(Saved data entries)

*****

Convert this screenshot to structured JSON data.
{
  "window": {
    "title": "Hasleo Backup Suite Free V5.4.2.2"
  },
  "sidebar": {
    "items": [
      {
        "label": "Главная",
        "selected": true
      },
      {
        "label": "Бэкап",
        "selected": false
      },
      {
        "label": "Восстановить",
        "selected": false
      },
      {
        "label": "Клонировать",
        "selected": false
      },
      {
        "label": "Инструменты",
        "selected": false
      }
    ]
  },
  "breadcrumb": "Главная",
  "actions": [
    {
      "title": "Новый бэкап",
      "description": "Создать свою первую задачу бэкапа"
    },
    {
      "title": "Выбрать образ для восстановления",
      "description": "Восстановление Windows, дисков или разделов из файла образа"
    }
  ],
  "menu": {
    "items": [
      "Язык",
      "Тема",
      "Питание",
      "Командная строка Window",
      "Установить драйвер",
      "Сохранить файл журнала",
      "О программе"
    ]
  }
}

*****

* _What is expected_
Copy all the records above exactly, missing none.

* _Answer to the problem_
Convert this screenshot to structured JSON data.
{
  "window": {
    "title": "Hasleo Backup Suite Free V5.4.2.2"
  },
  "sidebar": {
    "items": [
      {
        "label": "Главная",
        "selected": true
      },
      {
        "label": "Бэкап",
        "selected": false
      },
      {
        "label": "Восстановить",
        "selected": false
      },
      {
        "label": "Клонировать",
        "selected": false
      },
      {
        "label": "Инструменты",
        "selected": false
      }
    ]
  },
  "breadcrumb": "Главная",
  "actions": [
    {
      "title": "Новый бэкап",
      "description": "Создать свою первую задачу бэкапа"
    },
    {
      "title": "Выбрать образ для восстановления",
      "description": "Восстановление Windows, дисков или разделов из файла образа"
    }
  ],
  "menu": {
    "items": [
      "Язык",
      "Тема",
      "Питание",
      "Командная строка Window",
      "Установить драйвер",
      "Сохранить файл журнала",
      "О программе"
    ]
  }
}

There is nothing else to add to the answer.